SET PROBLEM: Give the listing again in full, exactly as written.

Data records:
-- begin --

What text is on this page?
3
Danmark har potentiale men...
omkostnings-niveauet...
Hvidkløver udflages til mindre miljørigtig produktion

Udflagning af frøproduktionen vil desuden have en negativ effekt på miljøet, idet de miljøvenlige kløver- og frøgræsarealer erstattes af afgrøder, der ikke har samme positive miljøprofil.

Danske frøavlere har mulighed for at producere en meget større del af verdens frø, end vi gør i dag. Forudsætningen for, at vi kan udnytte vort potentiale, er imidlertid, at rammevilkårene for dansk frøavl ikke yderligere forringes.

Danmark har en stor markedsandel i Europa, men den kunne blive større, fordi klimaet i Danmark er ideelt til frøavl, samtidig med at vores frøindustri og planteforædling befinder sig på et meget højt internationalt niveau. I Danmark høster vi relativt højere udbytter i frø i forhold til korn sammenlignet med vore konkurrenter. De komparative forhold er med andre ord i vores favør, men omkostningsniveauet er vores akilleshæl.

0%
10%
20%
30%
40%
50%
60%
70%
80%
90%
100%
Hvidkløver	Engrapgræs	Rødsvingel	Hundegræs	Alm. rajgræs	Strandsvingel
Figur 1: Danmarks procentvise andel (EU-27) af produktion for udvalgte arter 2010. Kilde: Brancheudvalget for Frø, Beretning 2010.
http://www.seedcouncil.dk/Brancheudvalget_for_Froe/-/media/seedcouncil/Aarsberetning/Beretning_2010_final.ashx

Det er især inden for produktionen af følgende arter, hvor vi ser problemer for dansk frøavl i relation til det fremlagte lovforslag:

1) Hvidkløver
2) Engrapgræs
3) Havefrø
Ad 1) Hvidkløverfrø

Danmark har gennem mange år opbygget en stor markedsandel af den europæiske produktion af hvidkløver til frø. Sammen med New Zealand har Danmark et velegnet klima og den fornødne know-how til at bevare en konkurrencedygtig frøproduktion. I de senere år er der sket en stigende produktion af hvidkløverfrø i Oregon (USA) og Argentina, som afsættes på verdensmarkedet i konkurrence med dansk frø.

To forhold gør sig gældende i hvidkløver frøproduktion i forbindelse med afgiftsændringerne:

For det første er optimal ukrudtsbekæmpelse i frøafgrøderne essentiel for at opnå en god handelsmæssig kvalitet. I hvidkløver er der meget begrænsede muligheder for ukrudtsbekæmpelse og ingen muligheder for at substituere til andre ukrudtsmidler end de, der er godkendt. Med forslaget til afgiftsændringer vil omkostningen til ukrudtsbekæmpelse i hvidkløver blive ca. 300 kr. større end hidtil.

-- end --

EXPECTED ANSWER:
What text is on this page?
3
Danmark har potentiale men...
omkostnings-niveauet...
Hvidkløver udflages til mindre miljørigtig produktion

Udflagning af frøproduktionen vil desuden have en negativ effekt på miljøet, idet de miljøvenlige kløver- og frøgræsarealer erstattes af afgrøder, der ikke har samme positive miljøprofil.

Danske frøavlere har mulighed for at producere en meget større del af verdens frø, end vi gør i dag. Forudsætningen for, at vi kan udnytte vort potentiale, er imidlertid, at rammevilkårene for dansk frøavl ikke yderligere forringes.

Danmark har en stor markedsandel i Europa, men den kunne blive større, fordi klimaet i Danmark er ideelt til frøavl, samtidig med at vores frøindustri og planteforædling befinder sig på et meget højt internationalt niveau. I Danmark høster vi relativt højere udbytter i frø i forhold til korn sammenlignet med vore konkurrenter. De komparative forhold er med andre ord i vores favør, men omkostningsniveauet er vores akilleshæl.

0%
10%
20%
30%
40%
50%
60%
70%
80%
90%
100%
Hvidkløver	Engrapgræs	Rødsvingel	Hundegræs	Alm. rajgræs	Strandsvingel
Figur 1: Danmarks procentvise andel (EU-27) af produktion for udvalgte arter 2010. Kilde: Brancheudvalget for Frø, Beretning 2010.
http://www.seedcouncil.dk/Brancheudvalget_for_Froe/-/media/seedcouncil/Aarsberetning/Beretning_2010_final.ashx

Det er især inden for produktionen af følgende arter, hvor vi ser problemer for dansk frøavl i relation til det fremlagte lovforslag:

1) Hvidkløver
2) Engrapgræs
3) Havefrø
Ad 1) Hvidkløverfrø

Danmark har gennem mange år opbygget en stor markedsandel af den europæiske produktion af hvidkløver til frø. Sammen med New Zealand har Danmark et velegnet klima og den fornødne know-how til at bevare en konkurrencedygtig frøproduktion. I de senere år er der sket en stigende produktion af hvidkløverfrø i Oregon (USA) og Argentina, som afsættes på verdensmarkedet i konkurrence med dansk frø.

To forhold gør sig gældende i hvidkløver frøproduktion i forbindelse med afgiftsændringerne:

For det første er optimal ukrudtsbekæmpelse i frøafgrøderne essentiel for at opnå en god handelsmæssig kvalitet. I hvidkløver er der meget begrænsede muligheder for ukrudtsbekæmpelse og ingen muligheder for at substituere til andre ukrudtsmidler end de, der er godkendt. Med forslaget til afgiftsændringer vil omkostningen til ukrudtsbekæmpelse i hvidkløver blive ca. 300 kr. større end hidtil.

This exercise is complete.